-- Task objective --
Quote all lines below exactly. Images stay out.

======== Provided information

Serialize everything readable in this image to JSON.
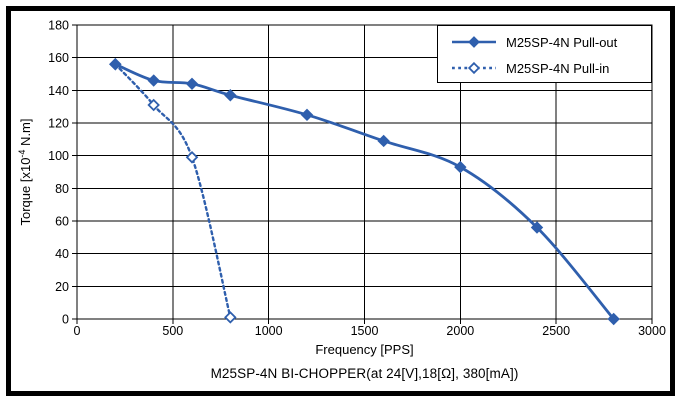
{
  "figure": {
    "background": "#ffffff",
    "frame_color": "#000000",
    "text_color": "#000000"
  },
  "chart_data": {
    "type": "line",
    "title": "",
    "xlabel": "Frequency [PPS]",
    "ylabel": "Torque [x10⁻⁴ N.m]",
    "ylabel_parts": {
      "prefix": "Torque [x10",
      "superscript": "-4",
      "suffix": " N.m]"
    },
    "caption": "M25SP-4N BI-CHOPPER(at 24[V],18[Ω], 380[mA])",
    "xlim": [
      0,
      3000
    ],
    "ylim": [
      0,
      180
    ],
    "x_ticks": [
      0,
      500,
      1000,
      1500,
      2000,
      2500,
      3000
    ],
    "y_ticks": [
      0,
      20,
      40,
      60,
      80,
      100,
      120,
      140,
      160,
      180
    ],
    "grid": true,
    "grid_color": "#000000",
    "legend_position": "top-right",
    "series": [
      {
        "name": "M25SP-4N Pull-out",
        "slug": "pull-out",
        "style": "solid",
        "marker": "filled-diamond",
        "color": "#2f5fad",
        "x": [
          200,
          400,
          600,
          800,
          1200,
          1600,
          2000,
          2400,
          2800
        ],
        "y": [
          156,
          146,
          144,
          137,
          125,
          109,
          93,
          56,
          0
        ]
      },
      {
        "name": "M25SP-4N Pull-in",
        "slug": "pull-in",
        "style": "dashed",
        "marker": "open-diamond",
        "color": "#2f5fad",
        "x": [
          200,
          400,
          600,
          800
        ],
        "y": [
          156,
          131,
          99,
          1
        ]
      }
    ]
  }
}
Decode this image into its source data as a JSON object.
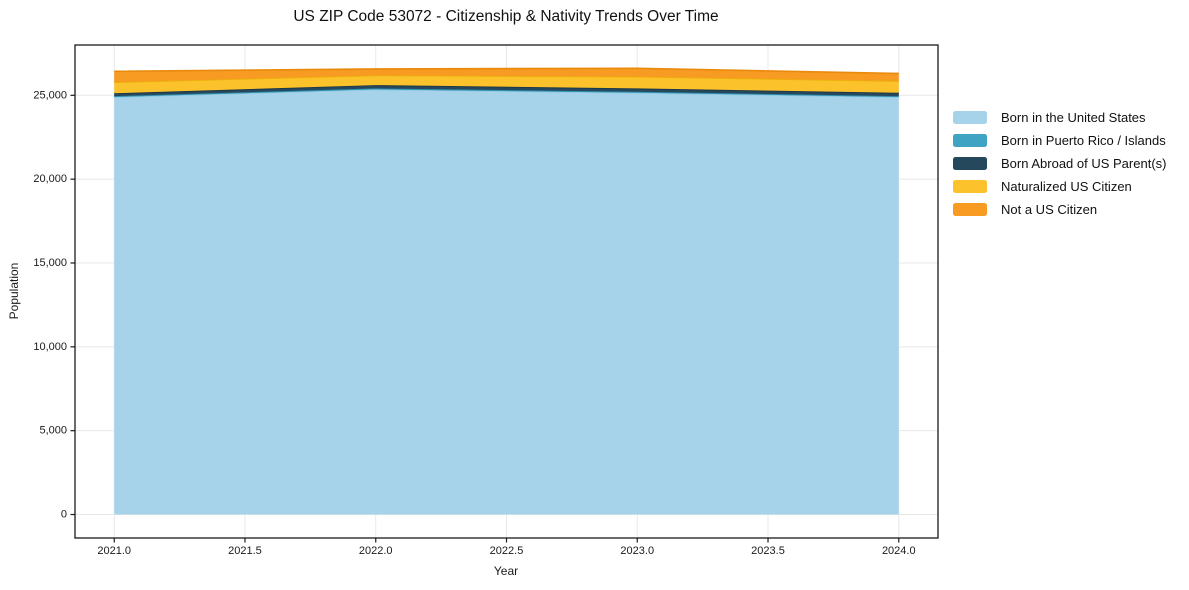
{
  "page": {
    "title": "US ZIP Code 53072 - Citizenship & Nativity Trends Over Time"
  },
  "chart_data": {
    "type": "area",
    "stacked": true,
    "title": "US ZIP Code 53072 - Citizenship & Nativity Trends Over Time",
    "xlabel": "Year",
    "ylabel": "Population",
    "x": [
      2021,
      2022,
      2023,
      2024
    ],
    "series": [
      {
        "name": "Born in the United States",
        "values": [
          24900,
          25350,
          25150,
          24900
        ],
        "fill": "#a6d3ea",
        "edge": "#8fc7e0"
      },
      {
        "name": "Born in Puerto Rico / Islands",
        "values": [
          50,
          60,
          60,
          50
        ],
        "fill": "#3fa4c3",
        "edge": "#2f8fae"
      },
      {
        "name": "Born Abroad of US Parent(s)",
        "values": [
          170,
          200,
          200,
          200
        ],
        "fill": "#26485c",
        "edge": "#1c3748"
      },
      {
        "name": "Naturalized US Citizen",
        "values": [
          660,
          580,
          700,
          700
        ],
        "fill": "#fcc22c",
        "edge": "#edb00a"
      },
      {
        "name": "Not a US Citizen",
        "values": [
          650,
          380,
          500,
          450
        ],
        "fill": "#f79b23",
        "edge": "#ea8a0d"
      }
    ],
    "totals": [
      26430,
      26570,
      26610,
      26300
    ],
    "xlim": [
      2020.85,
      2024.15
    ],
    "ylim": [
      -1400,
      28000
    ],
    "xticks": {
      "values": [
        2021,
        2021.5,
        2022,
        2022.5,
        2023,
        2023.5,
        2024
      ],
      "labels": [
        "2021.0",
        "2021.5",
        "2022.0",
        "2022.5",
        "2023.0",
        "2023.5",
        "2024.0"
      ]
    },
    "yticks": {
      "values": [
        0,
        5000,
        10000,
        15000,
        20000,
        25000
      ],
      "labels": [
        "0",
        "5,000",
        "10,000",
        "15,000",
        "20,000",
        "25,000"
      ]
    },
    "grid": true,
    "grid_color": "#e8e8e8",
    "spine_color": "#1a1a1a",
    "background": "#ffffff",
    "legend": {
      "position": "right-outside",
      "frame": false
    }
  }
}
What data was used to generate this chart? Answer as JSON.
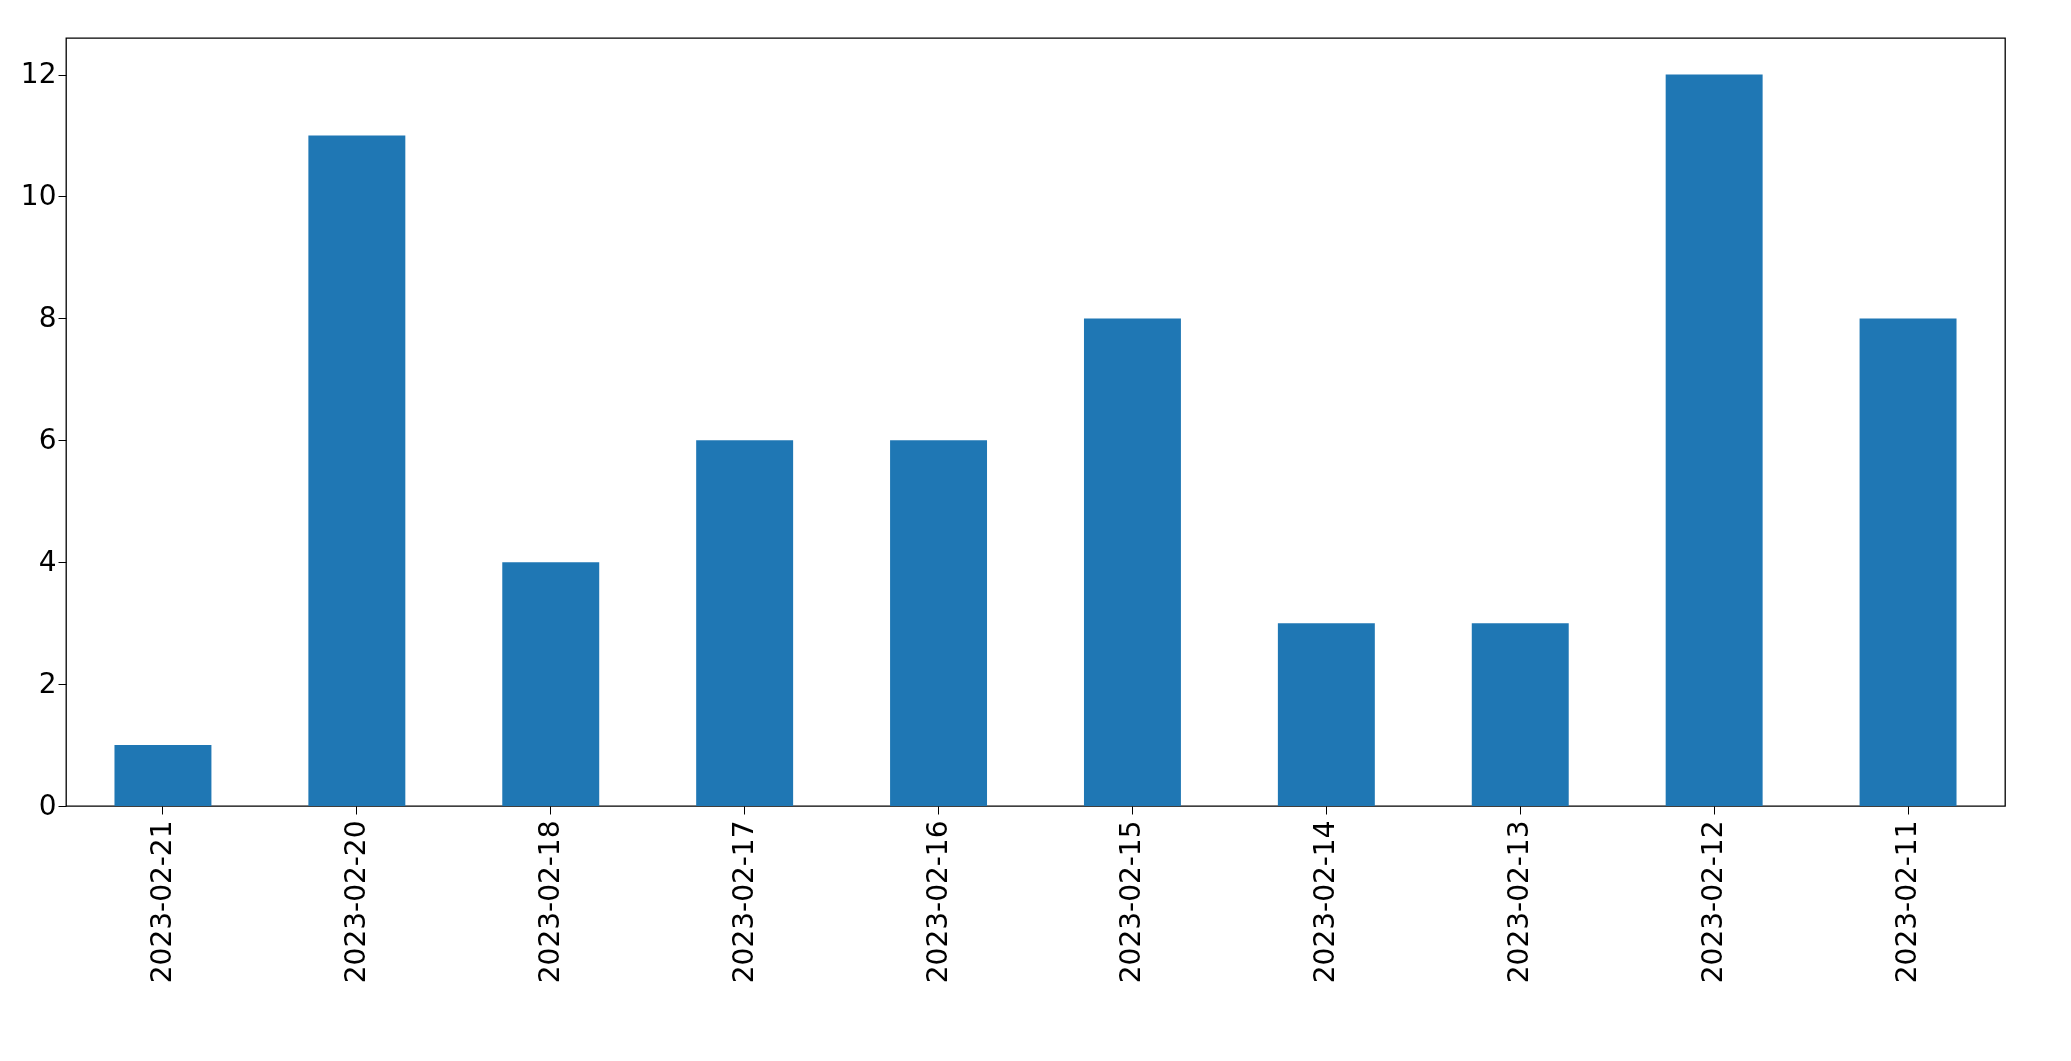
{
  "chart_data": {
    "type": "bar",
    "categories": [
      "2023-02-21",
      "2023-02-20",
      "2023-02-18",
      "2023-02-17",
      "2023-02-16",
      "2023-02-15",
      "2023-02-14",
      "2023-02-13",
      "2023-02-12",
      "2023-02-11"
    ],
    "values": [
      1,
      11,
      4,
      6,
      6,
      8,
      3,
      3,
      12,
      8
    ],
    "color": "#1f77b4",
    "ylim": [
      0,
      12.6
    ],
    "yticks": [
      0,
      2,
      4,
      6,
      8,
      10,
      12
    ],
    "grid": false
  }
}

================

-- Output for this task --
Serialize everything readable in this image to JSON.
{
  "figure": {
    "background": "#ffffff",
    "frame_color": "#000000",
    "text_color": "#000000"
  },
  "chart_data": {
    "type": "line",
    "title": "",
    "xlabel": "Frequency [PPS]",
    "ylabel": "Torque [x10⁻⁴ N.m]",
    "ylabel_parts": {
      "prefix": "Torque [x10",
      "superscript": "-4",
      "suffix": " N.m]"
    },
    "caption": "M25SP-4N BI-CHOPPER(at 24[V],18[Ω], 380[mA])",
    "xlim": [
      0,
      3000
    ],
    "ylim": [
      0,
      180
    ],
    "x_ticks": [
      0,
      500,
      1000,
      1500,
      2000,
      2500,
      3000
    ],
    "y_ticks": [
      0,
      20,
      40,
      60,
      80,
      100,
      120,
      140,
      160,
      180
    ],
    "grid": true,
    "grid_color": "#000000",
    "legend_position": "top-right",
    "series": [
      {
        "name": "M25SP-4N Pull-out",
        "slug": "pull-out",
        "style": "solid",
        "marker": "filled-diamond",
        "color": "#2f5fad",
        "x": [
          200,
          400,
          600,
          800,
          1200,
          1600,
          2000,
          2400,
          2800
        ],
        "y": [
          156,
          146,
          144,
          137,
          125,
          109,
          93,
          56,
          0
        ]
      },
      {
        "name": "M25SP-4N Pull-in",
        "slug": "pull-in",
        "style": "dashed",
        "marker": "open-diamond",
        "color": "#2f5fad",
        "x": [
          200,
          400,
          600,
          800
        ],
        "y": [
          156,
          131,
          99,
          1
        ]
      }
    ]
  }
}
Decode this image into its source data as a JSON object.
{
  "page": {
    "title": "US ZIP Code 53072 - Citizenship & Nativity Trends Over Time"
  },
  "chart_data": {
    "type": "area",
    "stacked": true,
    "title": "US ZIP Code 53072 - Citizenship & Nativity Trends Over Time",
    "xlabel": "Year",
    "ylabel": "Population",
    "x": [
      2021,
      2022,
      2023,
      2024
    ],
    "series": [
      {
        "name": "Born in the United States",
        "values": [
          24900,
          25350,
          25150,
          24900
        ],
        "fill": "#a6d3ea",
        "edge": "#8fc7e0"
      },
      {
        "name": "Born in Puerto Rico / Islands",
        "values": [
          50,
          60,
          60,
          50
        ],
        "fill": "#3fa4c3",
        "edge": "#2f8fae"
      },
      {
        "name": "Born Abroad of US Parent(s)",
        "values": [
          170,
          200,
          200,
          200
        ],
        "fill": "#26485c",
        "edge": "#1c3748"
      },
      {
        "name": "Naturalized US Citizen",
        "values": [
          660,
          580,
          700,
          700
        ],
        "fill": "#fcc22c",
        "edge": "#edb00a"
      },
      {
        "name": "Not a US Citizen",
        "values": [
          650,
          380,
          500,
          450
        ],
        "fill": "#f79b23",
        "edge": "#ea8a0d"
      }
    ],
    "totals": [
      26430,
      26570,
      26610,
      26300
    ],
    "xlim": [
      2020.85,
      2024.15
    ],
    "ylim": [
      -1400,
      28000
    ],
    "xticks": {
      "values": [
        2021,
        2021.5,
        2022,
        2022.5,
        2023,
        2023.5,
        2024
      ],
      "labels": [
        "2021.0",
        "2021.5",
        "2022.0",
        "2022.5",
        "2023.0",
        "2023.5",
        "2024.0"
      ]
    },
    "yticks": {
      "values": [
        0,
        5000,
        10000,
        15000,
        20000,
        25000
      ],
      "labels": [
        "0",
        "5,000",
        "10,000",
        "15,000",
        "20,000",
        "25,000"
      ]
    },
    "grid": true,
    "grid_color": "#e8e8e8",
    "spine_color": "#1a1a1a",
    "background": "#ffffff",
    "legend": {
      "position": "right-outside",
      "frame": false
    }
  }
}
What data was used to generate this chart? Answer as JSON.
{
  "chart_data": {
    "type": "bar",
    "categories": [
      "2023-02-21",
      "2023-02-20",
      "2023-02-18",
      "2023-02-17",
      "2023-02-16",
      "2023-02-15",
      "2023-02-14",
      "2023-02-13",
      "2023-02-12",
      "2023-02-11"
    ],
    "values": [
      1,
      11,
      4,
      6,
      6,
      8,
      3,
      3,
      12,
      8
    ],
    "color": "#1f77b4",
    "ylim": [
      0,
      12.6
    ],
    "yticks": [
      0,
      2,
      4,
      6,
      8,
      10,
      12
    ],
    "grid": false
  }
}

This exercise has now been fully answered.